### Work required
Repeat the entries that follow verbatim, without any of their pictures.

[Dataset records]
——————————

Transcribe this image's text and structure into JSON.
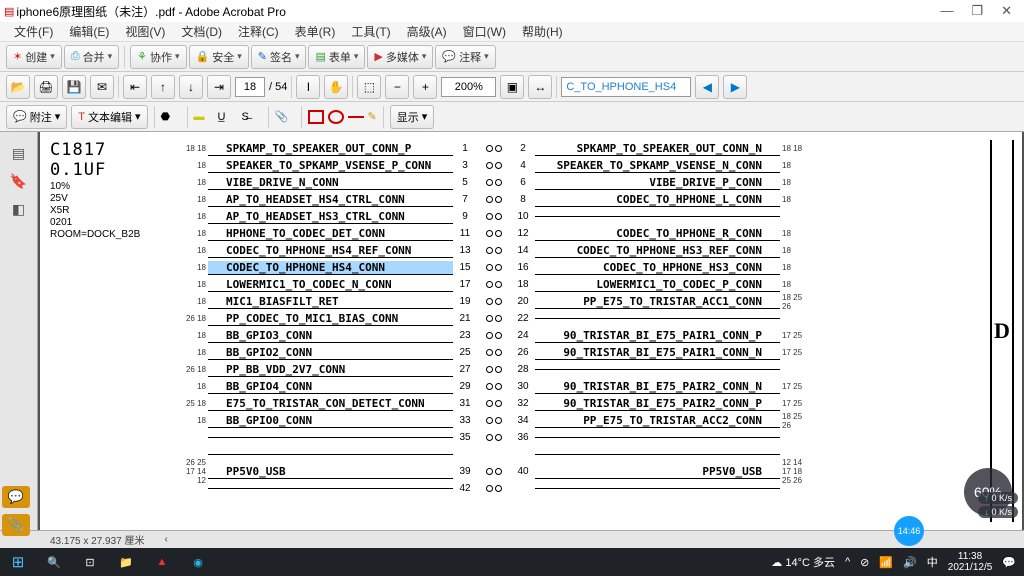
{
  "title": "iphone6原理图纸（未注）.pdf - Adobe Acrobat Pro",
  "menus": [
    "文件(F)",
    "编辑(E)",
    "视图(V)",
    "文档(D)",
    "注释(C)",
    "表单(R)",
    "工具(T)",
    "高级(A)",
    "窗口(W)",
    "帮助(H)"
  ],
  "tb1": {
    "create": "创建",
    "combine": "合并",
    "collab": "协作",
    "secure": "安全",
    "sign": "签名",
    "forms": "表单",
    "media": "多媒体",
    "comment": "注释"
  },
  "tb2": {
    "page": "18",
    "total": "/ 54",
    "zoom": "200%",
    "search": "C_TO_HPHONE_HS4"
  },
  "tb3": {
    "attach": "附注",
    "edit": "文本编辑",
    "show": "显示"
  },
  "status": "43.175 x 27.937 厘米",
  "overlay": {
    "zoom": "60%",
    "spd1": "0 K/s",
    "spd2": "0 K/s",
    "time": "14:46"
  },
  "taskbar": {
    "weather": "14°C 多云",
    "time": "11:38",
    "date": "2021/12/5"
  },
  "cap": {
    "name": "C1817",
    "val": "0.1UF",
    "tol": "10%",
    "volt": "25V",
    "size": "X5R",
    "pkg": "0201",
    "room": "ROOM=DOCK_B2B"
  },
  "frame": "D",
  "rows": [
    {
      "l": "SPKAMP_TO_SPEAKER_OUT_CONN_P",
      "pl": "1",
      "pr": "2",
      "r": "SPKAMP_TO_SPEAKER_OUT_CONN_N",
      "nl": "18 18",
      "nr": "18 18"
    },
    {
      "l": "SPEAKER_TO_SPKAMP_VSENSE_P_CONN",
      "pl": "3",
      "pr": "4",
      "r": "SPEAKER_TO_SPKAMP_VSENSE_N_CONN",
      "nl": "18",
      "nr": "18"
    },
    {
      "l": "VIBE_DRIVE_N_CONN",
      "pl": "5",
      "pr": "6",
      "r": "VIBE_DRIVE_P_CONN",
      "nl": "18",
      "nr": "18"
    },
    {
      "l": "AP_TO_HEADSET_HS4_CTRL_CONN",
      "pl": "7",
      "pr": "8",
      "r": "CODEC_TO_HPHONE_L_CONN",
      "nl": "18",
      "nr": "18"
    },
    {
      "l": "AP_TO_HEADSET_HS3_CTRL_CONN",
      "pl": "9",
      "pr": "10",
      "r": "",
      "nl": "18",
      "nr": ""
    },
    {
      "l": "HPHONE_TO_CODEC_DET_CONN",
      "pl": "11",
      "pr": "12",
      "r": "CODEC_TO_HPHONE_R_CONN",
      "nl": "18",
      "nr": "18"
    },
    {
      "l": "CODEC_TO_HPHONE_HS4_REF_CONN",
      "pl": "13",
      "pr": "14",
      "r": "CODEC_TO_HPHONE_HS3_REF_CONN",
      "nl": "18",
      "nr": "18"
    },
    {
      "l": "CODEC_TO_HPHONE_HS4_CONN",
      "pl": "15",
      "pr": "16",
      "r": "CODEC_TO_HPHONE_HS3_CONN",
      "nl": "18",
      "nr": "18",
      "hl": true
    },
    {
      "l": "LOWERMIC1_TO_CODEC_N_CONN",
      "pl": "17",
      "pr": "18",
      "r": "LOWERMIC1_TO_CODEC_P_CONN",
      "nl": "18",
      "nr": "18"
    },
    {
      "l": "MIC1_BIASFILT_RET",
      "pl": "19",
      "pr": "20",
      "r": "PP_E75_TO_TRISTAR_ACC1_CONN",
      "nl": "18",
      "nr": "18 25 26"
    },
    {
      "l": "PP_CODEC_TO_MIC1_BIAS_CONN",
      "pl": "21",
      "pr": "22",
      "r": "",
      "nl": "26 18",
      "nr": ""
    },
    {
      "l": "BB_GPIO3_CONN",
      "pl": "23",
      "pr": "24",
      "r": "90_TRISTAR_BI_E75_PAIR1_CONN_P",
      "nl": "18",
      "nr": "17 25"
    },
    {
      "l": "BB_GPIO2_CONN",
      "pl": "25",
      "pr": "26",
      "r": "90_TRISTAR_BI_E75_PAIR1_CONN_N",
      "nl": "18",
      "nr": "17 25"
    },
    {
      "l": "PP_BB_VDD_2V7_CONN",
      "pl": "27",
      "pr": "28",
      "r": "",
      "nl": "26 18",
      "nr": ""
    },
    {
      "l": "BB_GPIO4_CONN",
      "pl": "29",
      "pr": "30",
      "r": "90_TRISTAR_BI_E75_PAIR2_CONN_N",
      "nl": "18",
      "nr": "17 25"
    },
    {
      "l": "E75_TO_TRISTAR_CON_DETECT_CONN",
      "pl": "31",
      "pr": "32",
      "r": "90_TRISTAR_BI_E75_PAIR2_CONN_P",
      "nl": "25 18",
      "nr": "17 25"
    },
    {
      "l": "BB_GPIO0_CONN",
      "pl": "33",
      "pr": "34",
      "r": "PP_E75_TO_TRISTAR_ACC2_CONN",
      "nl": "18",
      "nr": "18 25 26"
    },
    {
      "l": "",
      "pl": "35",
      "pr": "36",
      "r": ""
    },
    {
      "l": "",
      "pl": "",
      "pr": "",
      "r": ""
    },
    {
      "l": "PP5V0_USB",
      "pl": "39",
      "pr": "40",
      "r": "PP5V0_USB",
      "nl": "26 25 17 14 12",
      "nr": "12 14 17 18 25 26"
    },
    {
      "l": "",
      "pl": "42",
      "pr": "",
      "r": ""
    }
  ]
}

——————————

### Exercise answer
Transcribe this image's text and structure into JSON.
{
  "title": "iphone6原理图纸（未注）.pdf - Adobe Acrobat Pro",
  "menus": [
    "文件(F)",
    "编辑(E)",
    "视图(V)",
    "文档(D)",
    "注释(C)",
    "表单(R)",
    "工具(T)",
    "高级(A)",
    "窗口(W)",
    "帮助(H)"
  ],
  "tb1": {
    "create": "创建",
    "combine": "合并",
    "collab": "协作",
    "secure": "安全",
    "sign": "签名",
    "forms": "表单",
    "media": "多媒体",
    "comment": "注释"
  },
  "tb2": {
    "page": "18",
    "total": "/ 54",
    "zoom": "200%",
    "search": "C_TO_HPHONE_HS4"
  },
  "tb3": {
    "attach": "附注",
    "edit": "文本编辑",
    "show": "显示"
  },
  "status": "43.175 x 27.937 厘米",
  "overlay": {
    "zoom": "60%",
    "spd1": "0 K/s",
    "spd2": "0 K/s",
    "time": "14:46"
  },
  "taskbar": {
    "weather": "14°C 多云",
    "time": "11:38",
    "date": "2021/12/5"
  },
  "cap": {
    "name": "C1817",
    "val": "0.1UF",
    "tol": "10%",
    "volt": "25V",
    "size": "X5R",
    "pkg": "0201",
    "room": "ROOM=DOCK_B2B"
  },
  "frame": "D",
  "rows": [
    {
      "l": "SPKAMP_TO_SPEAKER_OUT_CONN_P",
      "pl": "1",
      "pr": "2",
      "r": "SPKAMP_TO_SPEAKER_OUT_CONN_N",
      "nl": "18 18",
      "nr": "18 18"
    },
    {
      "l": "SPEAKER_TO_SPKAMP_VSENSE_P_CONN",
      "pl": "3",
      "pr": "4",
      "r": "SPEAKER_TO_SPKAMP_VSENSE_N_CONN",
      "nl": "18",
      "nr": "18"
    },
    {
      "l": "VIBE_DRIVE_N_CONN",
      "pl": "5",
      "pr": "6",
      "r": "VIBE_DRIVE_P_CONN",
      "nl": "18",
      "nr": "18"
    },
    {
      "l": "AP_TO_HEADSET_HS4_CTRL_CONN",
      "pl": "7",
      "pr": "8",
      "r": "CODEC_TO_HPHONE_L_CONN",
      "nl": "18",
      "nr": "18"
    },
    {
      "l": "AP_TO_HEADSET_HS3_CTRL_CONN",
      "pl": "9",
      "pr": "10",
      "r": "",
      "nl": "18",
      "nr": ""
    },
    {
      "l": "HPHONE_TO_CODEC_DET_CONN",
      "pl": "11",
      "pr": "12",
      "r": "CODEC_TO_HPHONE_R_CONN",
      "nl": "18",
      "nr": "18"
    },
    {
      "l": "CODEC_TO_HPHONE_HS4_REF_CONN",
      "pl": "13",
      "pr": "14",
      "r": "CODEC_TO_HPHONE_HS3_REF_CONN",
      "nl": "18",
      "nr": "18"
    },
    {
      "l": "CODEC_TO_HPHONE_HS4_CONN",
      "pl": "15",
      "pr": "16",
      "r": "CODEC_TO_HPHONE_HS3_CONN",
      "nl": "18",
      "nr": "18",
      "hl": true
    },
    {
      "l": "LOWERMIC1_TO_CODEC_N_CONN",
      "pl": "17",
      "pr": "18",
      "r": "LOWERMIC1_TO_CODEC_P_CONN",
      "nl": "18",
      "nr": "18"
    },
    {
      "l": "MIC1_BIASFILT_RET",
      "pl": "19",
      "pr": "20",
      "r": "PP_E75_TO_TRISTAR_ACC1_CONN",
      "nl": "18",
      "nr": "18 25 26"
    },
    {
      "l": "PP_CODEC_TO_MIC1_BIAS_CONN",
      "pl": "21",
      "pr": "22",
      "r": "",
      "nl": "26 18",
      "nr": ""
    },
    {
      "l": "BB_GPIO3_CONN",
      "pl": "23",
      "pr": "24",
      "r": "90_TRISTAR_BI_E75_PAIR1_CONN_P",
      "nl": "18",
      "nr": "17 25"
    },
    {
      "l": "BB_GPIO2_CONN",
      "pl": "25",
      "pr": "26",
      "r": "90_TRISTAR_BI_E75_PAIR1_CONN_N",
      "nl": "18",
      "nr": "17 25"
    },
    {
      "l": "PP_BB_VDD_2V7_CONN",
      "pl": "27",
      "pr": "28",
      "r": "",
      "nl": "26 18",
      "nr": ""
    },
    {
      "l": "BB_GPIO4_CONN",
      "pl": "29",
      "pr": "30",
      "r": "90_TRISTAR_BI_E75_PAIR2_CONN_N",
      "nl": "18",
      "nr": "17 25"
    },
    {
      "l": "E75_TO_TRISTAR_CON_DETECT_CONN",
      "pl": "31",
      "pr": "32",
      "r": "90_TRISTAR_BI_E75_PAIR2_CONN_P",
      "nl": "25 18",
      "nr": "17 25"
    },
    {
      "l": "BB_GPIO0_CONN",
      "pl": "33",
      "pr": "34",
      "r": "PP_E75_TO_TRISTAR_ACC2_CONN",
      "nl": "18",
      "nr": "18 25 26"
    },
    {
      "l": "",
      "pl": "35",
      "pr": "36",
      "r": ""
    },
    {
      "l": "",
      "pl": "",
      "pr": "",
      "r": ""
    },
    {
      "l": "PP5V0_USB",
      "pl": "39",
      "pr": "40",
      "r": "PP5V0_USB",
      "nl": "26 25 17 14 12",
      "nr": "12 14 17 18 25 26"
    },
    {
      "l": "",
      "pl": "42",
      "pr": "",
      "r": ""
    }
  ]
}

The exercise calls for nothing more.